Task instructions: Whenever a line contains the string "Tarnica", copy it out of the entries.

=-=-=-=-=

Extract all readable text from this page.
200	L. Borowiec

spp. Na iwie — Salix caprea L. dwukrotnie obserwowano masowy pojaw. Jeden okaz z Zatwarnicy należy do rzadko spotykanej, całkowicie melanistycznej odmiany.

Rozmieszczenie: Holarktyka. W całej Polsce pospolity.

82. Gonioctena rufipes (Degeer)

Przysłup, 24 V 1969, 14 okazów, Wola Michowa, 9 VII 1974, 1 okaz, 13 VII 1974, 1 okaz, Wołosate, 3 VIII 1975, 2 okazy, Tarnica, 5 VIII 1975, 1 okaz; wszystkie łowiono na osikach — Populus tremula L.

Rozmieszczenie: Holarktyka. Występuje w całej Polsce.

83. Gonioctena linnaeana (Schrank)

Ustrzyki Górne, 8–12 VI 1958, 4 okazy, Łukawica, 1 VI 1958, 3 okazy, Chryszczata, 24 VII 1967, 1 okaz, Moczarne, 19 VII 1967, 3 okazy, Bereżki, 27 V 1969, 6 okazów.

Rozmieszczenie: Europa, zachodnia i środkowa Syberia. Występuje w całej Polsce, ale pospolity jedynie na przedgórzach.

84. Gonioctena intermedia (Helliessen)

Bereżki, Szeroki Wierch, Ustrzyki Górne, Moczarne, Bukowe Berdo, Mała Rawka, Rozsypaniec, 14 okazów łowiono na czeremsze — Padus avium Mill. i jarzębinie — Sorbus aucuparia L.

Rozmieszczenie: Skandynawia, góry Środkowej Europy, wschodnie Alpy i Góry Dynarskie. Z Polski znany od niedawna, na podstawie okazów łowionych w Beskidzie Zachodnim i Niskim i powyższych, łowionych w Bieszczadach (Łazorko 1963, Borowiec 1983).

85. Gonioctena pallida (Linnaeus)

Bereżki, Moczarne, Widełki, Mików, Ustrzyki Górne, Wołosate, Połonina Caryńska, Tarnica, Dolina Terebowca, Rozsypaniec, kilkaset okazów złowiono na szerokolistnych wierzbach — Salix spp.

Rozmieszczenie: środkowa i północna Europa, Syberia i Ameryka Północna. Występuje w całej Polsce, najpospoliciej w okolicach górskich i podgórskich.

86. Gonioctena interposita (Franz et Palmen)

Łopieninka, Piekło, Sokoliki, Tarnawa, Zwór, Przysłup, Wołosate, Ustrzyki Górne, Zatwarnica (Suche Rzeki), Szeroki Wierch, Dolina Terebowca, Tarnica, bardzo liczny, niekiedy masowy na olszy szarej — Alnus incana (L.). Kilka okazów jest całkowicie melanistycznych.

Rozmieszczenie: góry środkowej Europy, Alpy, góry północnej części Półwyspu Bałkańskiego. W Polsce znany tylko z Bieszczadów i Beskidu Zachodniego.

=-=-=-=-=

Exercise response:
Przysłup, 24 V 1969, 14 okazów, Wola Michowa, 9 VII 1974, 1 okaz, 13 VII 1974, 1 okaz, Wołosate, 3 VIII 1975, 2 okazy, Tarnica, 5 VIII 1975, 1 okaz; wszystkie łowiono na osikach — Populus tremula L.
Bereżki, Moczarne, Widełki, Mików, Ustrzyki Górne, Wołosate, Połonina Caryńska, Tarnica, Dolina Terebowca, Rozsypaniec, kilkaset okazów złowiono na szerokolistnych wierzbach — Salix spp.
Łopieninka, Piekło, Sokoliki, Tarnawa, Zwór, Przysłup, Wołosate, Ustrzyki Górne, Zatwarnica (Suche Rzeki), Szeroki Wierch, Dolina Terebowca, Tarnica, bardzo liczny, niekiedy masowy na olszy szarej — Alnus incana (L.). Kilka okazów jest całkowicie melanistycznych.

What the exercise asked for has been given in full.